§ Texte proposé
---+---

Comment le pouvoir vint aux femmes
Entamée à la Révolution, la conquête de l’espace public par le sexe dit faible est loin d’être terminée, souligne l’historienne Michelle Perrot. Entretien.
Michelle Perrot a raconté l’histoire des femmes, et ce faisant, est devenue l’une des figures les plus emblématiques du féminisme. Le rêve, pour bien des universitaires engagés. D’abord séduite par l’étude des grèves ouvrières, la chercheuse change de cap dans l’effervescence des années 1970 pour explorer la condition féminine et ses entraves. Pendant des années, ses talents de conteuse ont fait merveille sur l’antenne de France Culture. L’auteure de l’inoubliable Histoire de chambres (Seuil), un périple dans les alcôves de l’Antiquité à nos jours, revient sur la lente ascension des femmes dans l’espace public – thème d’un ouvrage qu’elle republie à l’heure de #MeToo, dans une édition augmentée*.
Il s’agit d’un moment majeur, certainement, mais qui s’inscrit dans une continuité, celle des années 1970, où les femmes ont revendiqué le droit à la contraception, à l’avortement et à la libre sexualité, et où le viol s’est précisé sur le plan légal. Les réseaux sociaux donnent aux voix féminines une résonance inédite.

---+---

§ Objectif visé a
Dans le listing, réécrivez les lignes allant de celle qui contient « - annotation-frame: [60, 50, 326, 90] » jusqu'à celle qui contient « - x-ticks: 61sqm », celle-ci comprise, en remplaçant « semi-detached » par « terraced » sans rien changer d'autre.
Le texte sur le pouvoir des femmes n'a aucun rapport avec le listing.

---+---

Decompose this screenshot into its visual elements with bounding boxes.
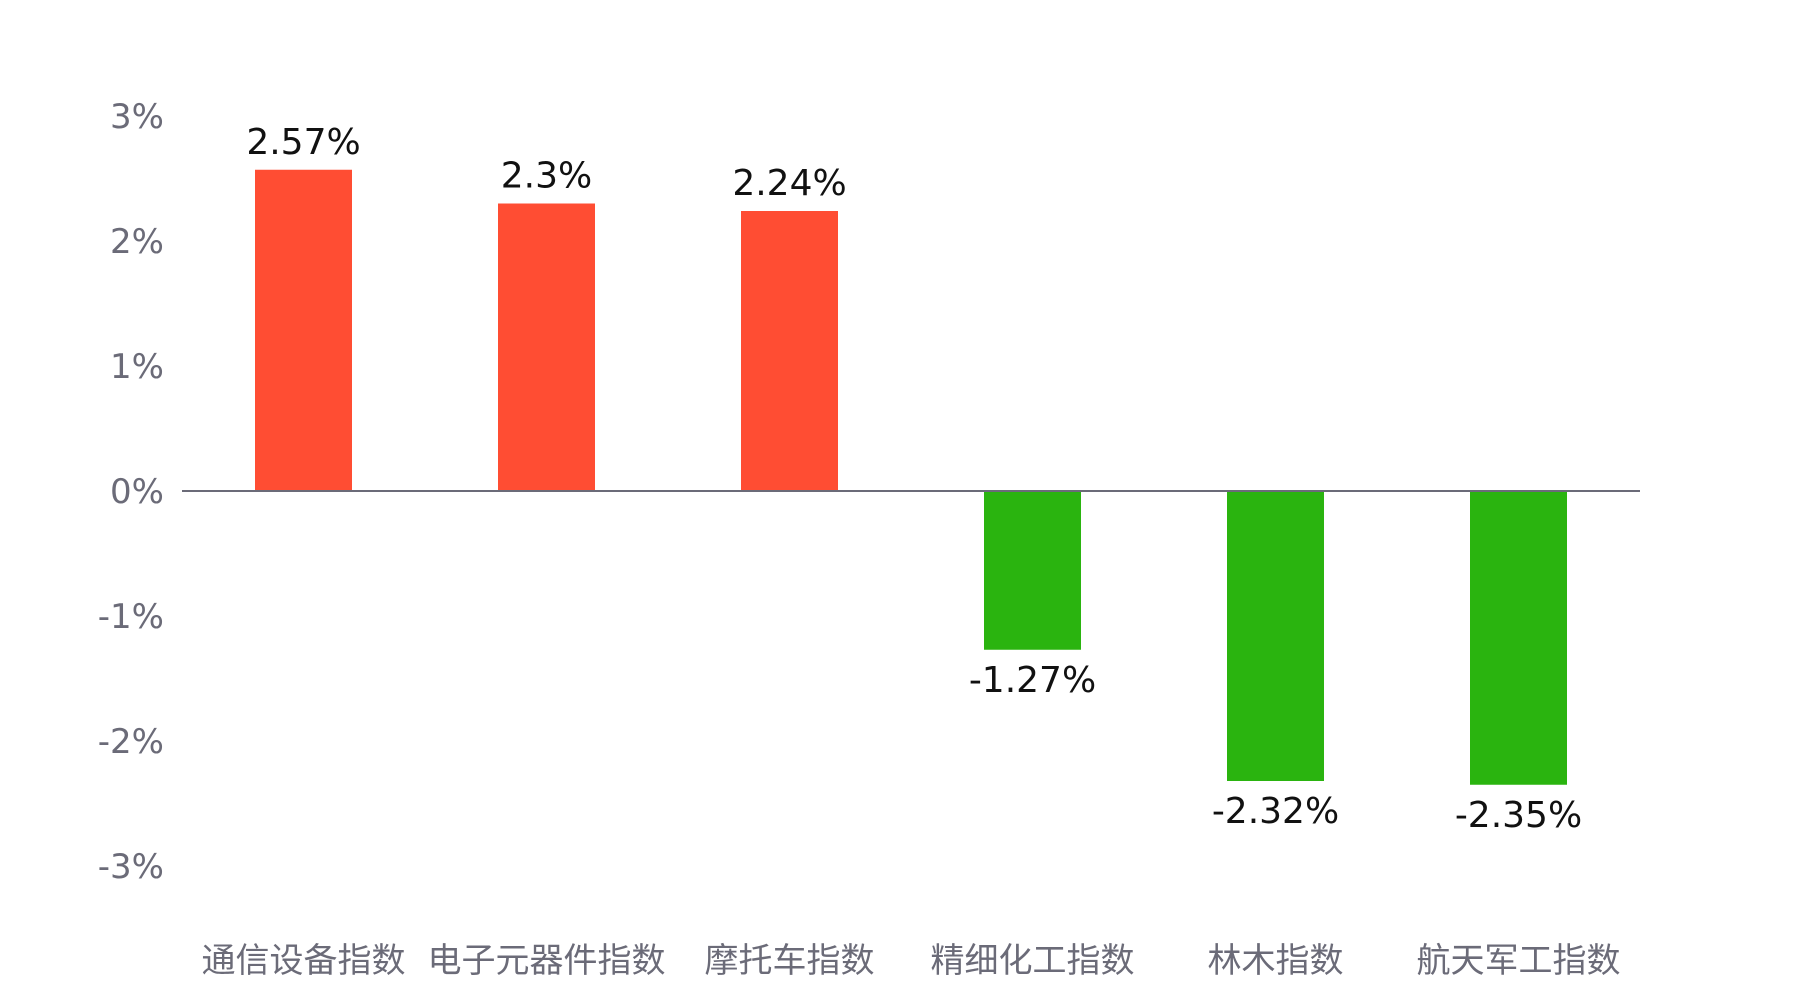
y-axis-ticks: 3% 2% 1% 0% -1% -2% -3%	[98, 97, 164, 887]
bar	[741, 211, 838, 491]
y-tick-label: 1%	[110, 347, 164, 387]
data-label: -2.35%	[1455, 795, 1582, 836]
data-label: 2.3%	[501, 156, 592, 197]
bar	[984, 491, 1081, 650]
bar	[255, 169, 352, 491]
x-tick-label: 通信设备指数	[202, 941, 406, 981]
data-label: 2.57%	[246, 122, 360, 163]
data-label: -1.27%	[969, 660, 1096, 701]
x-tick-label: 摩托车指数	[705, 941, 875, 981]
y-tick-label: 3%	[110, 97, 164, 137]
bar	[1470, 491, 1567, 785]
y-tick-label: -1%	[98, 597, 164, 637]
y-tick-label: 2%	[110, 222, 164, 262]
y-tick-label: -3%	[98, 847, 164, 887]
bar	[498, 203, 595, 491]
x-tick-label: 精细化工指数	[931, 941, 1135, 981]
bar	[1227, 491, 1324, 781]
y-tick-label: -2%	[98, 722, 164, 762]
bars-group	[255, 169, 1567, 785]
x-axis-ticks: 通信设备指数 电子元器件指数 摩托车指数 精细化工指数 林木指数 航天军工指数	[202, 941, 1621, 981]
data-label: -2.32%	[1212, 791, 1339, 832]
x-tick-label: 林木指数	[1208, 941, 1344, 981]
x-tick-label: 航天军工指数	[1417, 941, 1621, 981]
data-labels-group: 2.57% 2.3% 2.24% -1.27% -2.32% -2.35%	[246, 122, 1582, 836]
data-label: 2.24%	[732, 163, 846, 204]
x-tick-label: 电子元器件指数	[428, 941, 666, 981]
y-tick-label: 0%	[110, 472, 164, 512]
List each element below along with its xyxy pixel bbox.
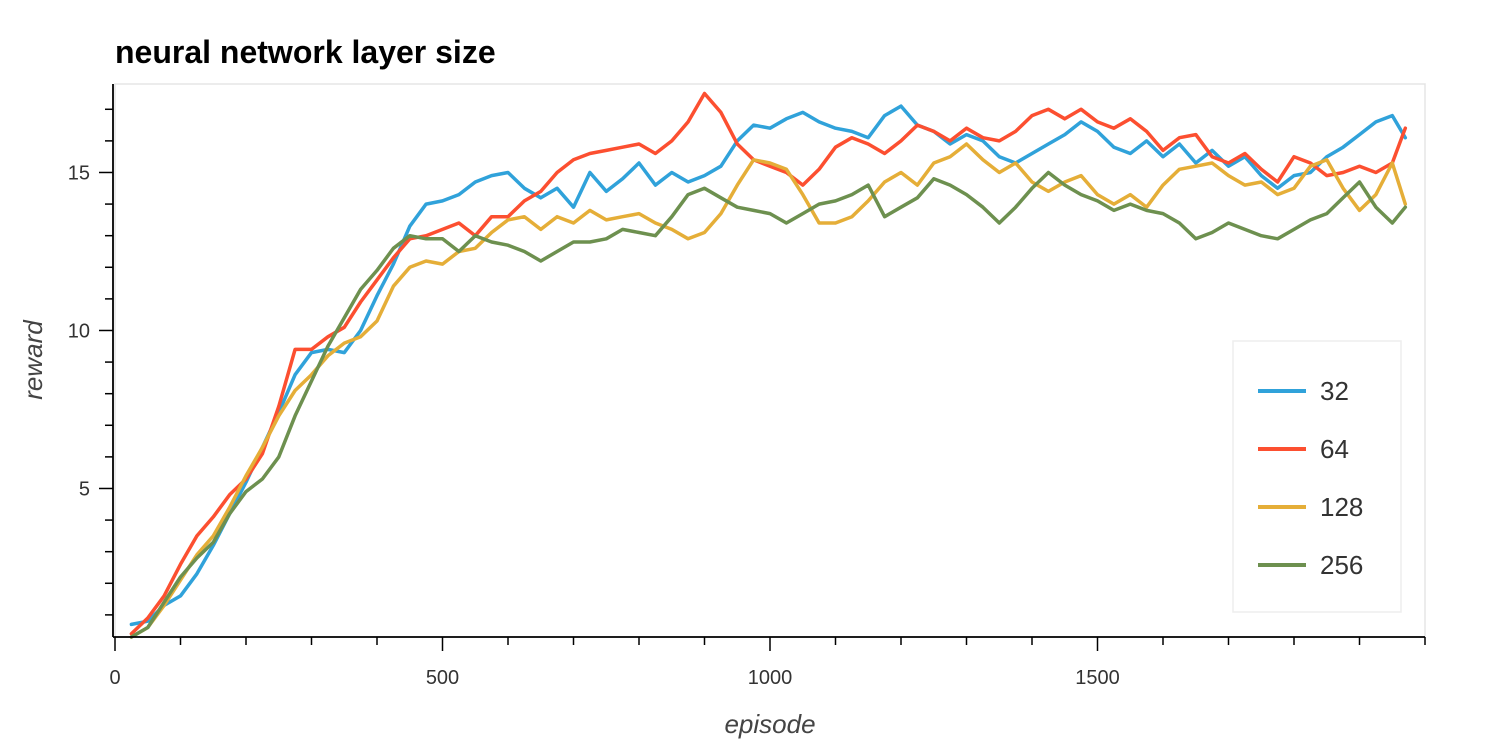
y-axis-label: reward [18,319,48,400]
legend-label-128: 128 [1320,492,1363,522]
series-line-32 [129,104,1408,627]
axes-layer [112,84,1425,638]
legend-label-64: 64 [1320,434,1349,464]
x-tick-label: 1500 [1075,667,1120,689]
tick-layer: 0 500 1000 1500 5 10 15 [68,108,1426,689]
series-line-128 [129,142,1408,639]
series-line-64 [129,91,1408,636]
y-tick-label: 10 [68,320,90,342]
x-axis-label: episode [724,709,815,739]
legend-label-256: 256 [1320,550,1363,580]
legend-label-32: 32 [1320,376,1349,406]
x-tick-label: 0 [109,667,120,689]
x-tick-label: 500 [426,667,459,689]
y-tick-label: 5 [79,478,90,500]
series-layer [129,91,1408,639]
chart-title: neural network layer size [115,34,496,70]
y-tick-label: 15 [68,162,90,184]
legend-box [1232,340,1402,613]
x-tick-label: 1000 [748,667,793,689]
legend: 32 64 128 256 [1232,340,1402,613]
series-line-256 [129,170,1408,639]
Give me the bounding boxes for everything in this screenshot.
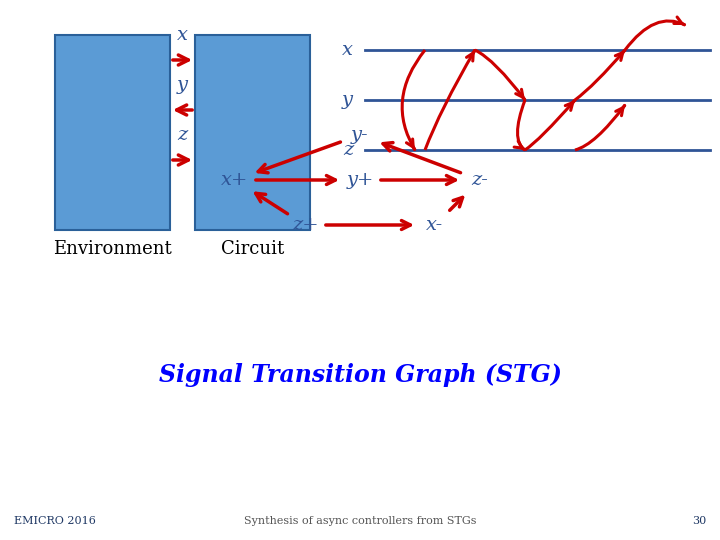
Text: Signal Transition Graph (STG): Signal Transition Graph (STG) <box>158 363 562 387</box>
Text: EMICRO 2016: EMICRO 2016 <box>14 516 96 526</box>
Text: Environment: Environment <box>53 240 172 258</box>
Text: x: x <box>342 41 353 59</box>
Text: z: z <box>177 126 188 144</box>
Bar <box>55 35 170 230</box>
Text: Synthesis of async controllers from STGs: Synthesis of async controllers from STGs <box>244 516 476 526</box>
Text: y+: y+ <box>346 171 374 189</box>
Text: x-: x- <box>426 216 444 234</box>
Text: z-: z- <box>472 171 488 189</box>
Text: x: x <box>177 26 188 44</box>
Text: y: y <box>177 76 188 94</box>
Text: y-: y- <box>351 126 369 144</box>
Text: y: y <box>342 91 353 109</box>
Text: z: z <box>343 141 353 159</box>
Text: x+: x+ <box>221 171 248 189</box>
Text: Circuit: Circuit <box>221 240 284 258</box>
Text: z+: z+ <box>292 216 318 234</box>
Text: 30: 30 <box>692 516 706 526</box>
Bar <box>195 35 310 230</box>
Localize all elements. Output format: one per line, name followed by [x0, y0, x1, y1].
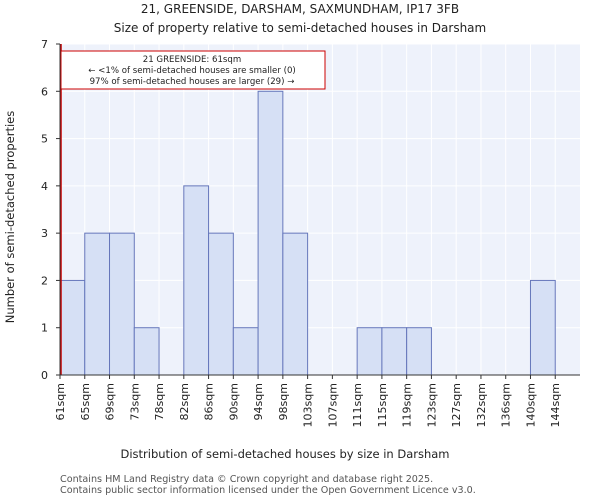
- annotation-frame: [60, 50, 326, 90]
- y-tick-label-3: 3: [41, 227, 48, 240]
- x-tick-label-132sqm: 132sqm: [475, 383, 488, 427]
- footer-line-2: Contains public sector information licen…: [60, 485, 476, 496]
- y-axis-label: Number of semi-detached properties: [3, 111, 17, 323]
- bar-94sqm: [257, 90, 284, 376]
- y-tick-label-6: 6: [41, 85, 48, 98]
- bar-111sqm: [356, 327, 383, 376]
- y-tick-label-4: 4: [41, 180, 48, 193]
- annotation-line-1: 21 GREENSIDE: 61sqm: [143, 55, 242, 65]
- x-tick-label-115sqm: 115sqm: [376, 383, 389, 427]
- annotation-line-3: 97% of semi-detached houses are larger (…: [90, 77, 295, 87]
- y-tick-label-0: 0: [41, 369, 48, 382]
- x-tick-label-78sqm: 78sqm: [153, 383, 166, 420]
- y-tick-label-1: 1: [41, 322, 48, 335]
- x-tick-label-61sqm: 61sqm: [54, 383, 67, 420]
- x-tick-label-136sqm: 136sqm: [500, 383, 513, 427]
- x-tick-label-94sqm: 94sqm: [252, 383, 265, 420]
- footer-line-1: Contains HM Land Registry data © Crown c…: [60, 474, 434, 485]
- chart-title: 21, GREENSIDE, DARSHAM, SAXMUNDHAM, IP17…: [141, 2, 459, 16]
- y-ticks: 0 1 2 3 4 5 6 7: [41, 38, 60, 382]
- bar-115sqm: [381, 327, 408, 376]
- x-tick-label-86sqm: 86sqm: [203, 383, 216, 420]
- bar-65sqm: [84, 232, 111, 376]
- x-tick-label-111sqm: 111sqm: [351, 383, 364, 427]
- x-tick-label-90sqm: 90sqm: [227, 383, 240, 420]
- x-tick-label-144sqm: 144sqm: [549, 383, 562, 427]
- bar-140sqm: [529, 279, 556, 376]
- x-ticks: 61sqm 65sqm 69sqm 73sqm 78sqm 82sqm 86sqm 90sqm…: [54, 375, 562, 427]
- x-tick-label-98sqm: 98sqm: [277, 383, 290, 420]
- y-tick-label-7: 7: [41, 38, 48, 51]
- chart-subtitle: Size of property relative to semi-detach…: [114, 21, 486, 35]
- annotation-line-2: ← <1% of semi-detached houses are smalle…: [88, 66, 296, 76]
- y-tick-label-2: 2: [41, 274, 48, 287]
- x-tick-label-73sqm: 73sqm: [128, 383, 141, 420]
- x-tick-label-119sqm: 119sqm: [401, 383, 414, 427]
- x-tick-label-103sqm: 103sqm: [302, 383, 315, 427]
- annotation-box: 21 GREENSIDE: 61sqm ← <1% of semi-detach…: [60, 50, 326, 90]
- bar-98sqm: [282, 232, 309, 376]
- x-tick-label-107sqm: 107sqm: [326, 383, 339, 427]
- bar-69sqm: [109, 232, 135, 376]
- x-axis-label: Distribution of semi-detached houses by …: [120, 447, 449, 461]
- x-tick-label-127sqm: 127sqm: [450, 383, 463, 427]
- x-tick-label-65sqm: 65sqm: [79, 383, 92, 420]
- bar-90sqm: [232, 327, 259, 376]
- x-tick-label-69sqm: 69sqm: [104, 383, 117, 420]
- bar-86sqm: [208, 232, 234, 376]
- bars: [59, 90, 556, 376]
- bar-119sqm: [406, 327, 432, 376]
- x-tick-label-123sqm: 123sqm: [425, 383, 438, 427]
- y-tick-label-5: 5: [41, 133, 48, 146]
- x-tick-label-140sqm: 140sqm: [524, 383, 537, 427]
- bar-82sqm: [183, 185, 210, 376]
- x-tick-label-82sqm: 82sqm: [178, 383, 191, 420]
- bar-73sqm: [133, 327, 160, 376]
- plot-background: [60, 44, 580, 375]
- bar-61sqm: [59, 279, 86, 376]
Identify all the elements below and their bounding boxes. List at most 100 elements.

---+---

§ Objectif visé b
Reproduisez intégralement le texte sur le pouvoir des femmes, sans y apporter la moindre modification.

§ Réponse complète a
- annotation-frame: [60, 50, 326, 90]
- y-tick-label-3: 3: [41, 227, 48, 240]
- x-tick-label-132sqm: 132sqm: [475, 383, 488, 427]
- footer-line-2: Contains public sector information licen…: [60, 485, 476, 496]
- y-axis-label: Number of terraced properties: [3, 111, 17, 323]
- bar-94sqm: [257, 90, 284, 376]
- y-tick-label-6: 6: [41, 85, 48, 98]
- bar-111sqm: [356, 327, 383, 376]
- y-tick-label-4: 4: [41, 180, 48, 193]
- annotation-line-1: 21 GREENSIDE: 61sqm: [143, 55, 242, 65]
- x-tick-label-115sqm: 115sqm: [376, 383, 389, 427]
- annotation-line-3: 97% of terraced houses are larger (…: [90, 77, 295, 87]
- y-tick-label-0: 0: [41, 369, 48, 382]
- x-tick-label-78sqm: 78sqm: [153, 383, 166, 420]
- y-tick-label-1: 1: [41, 322, 48, 335]
- x-tick-label-61sqm: 61sqm: [54, 383, 67, 420]
- x-tick-label-136sqm: 136sqm: [500, 383, 513, 427]
- x-tick-label-94sqm: 94sqm: [252, 383, 265, 420]
- footer-line-1: Contains HM Land Registry data © Crown c…: [60, 474, 434, 485]
- chart-title: 21, GREENSIDE, DARSHAM, SAXMUNDHAM, IP17…: [141, 2, 459, 16]
- y-ticks: 0 1 2 3 4 5 6 7: [41, 38, 60, 382]
- bar-115sqm: [381, 327, 408, 376]
- x-tick-label-86sqm: 86sqm: [203, 383, 216, 420]
- bar-65sqm: [84, 232, 111, 376]
- x-tick-label-111sqm: 111sqm: [351, 383, 364, 427]
- x-tick-label-90sqm: 90sqm: [227, 383, 240, 420]
- x-tick-label-144sqm: 144sqm: [549, 383, 562, 427]
- bar-140sqm: [529, 279, 556, 376]
- x-ticks: 61sqm 65sqm 69sqm 73sqm 78sqm 82sqm 86sqm 90sqm…: [54, 375, 562, 427]

§ Réponse complète b
Comment le pouvoir vint aux femmes
Entamée à la Révolution, la conquête de l’espace public par le sexe dit faible est loin d’être terminée, souligne l’historienne Michelle Perrot. Entretien.
Michelle Perrot a raconté l’histoire des femmes, et ce faisant, est devenue l’une des figures les plus emblématiques du féminisme. Le rêve, pour bien des universitaires engagés. D’abord séduite par l’étude des grèves ouvrières, la chercheuse change de cap dans l’effervescence des années 1970 pour explorer la condition féminine et ses entraves. Pendant des années, ses talents de conteuse ont fait merveille sur l’antenne de France Culture. L’auteure de l’inoubliable Histoire de chambres (Seuil), un périple dans les alcôves de l’Antiquité à nos jours, revient sur la lente ascension des femmes dans l’espace public – thème d’un ouvrage qu’elle republie à l’heure de #MeToo, dans une édition augmentée*.
Il s’agit d’un moment majeur, certainement, mais qui s’inscrit dans une continuité, celle des années 1970, où les femmes ont revendiqué le droit à la contraception, à l’avortement et à la libre sexualité, et où le viol s’est précisé sur le plan légal. Les réseaux sociaux donnent aux voix féminines une résonance inédite.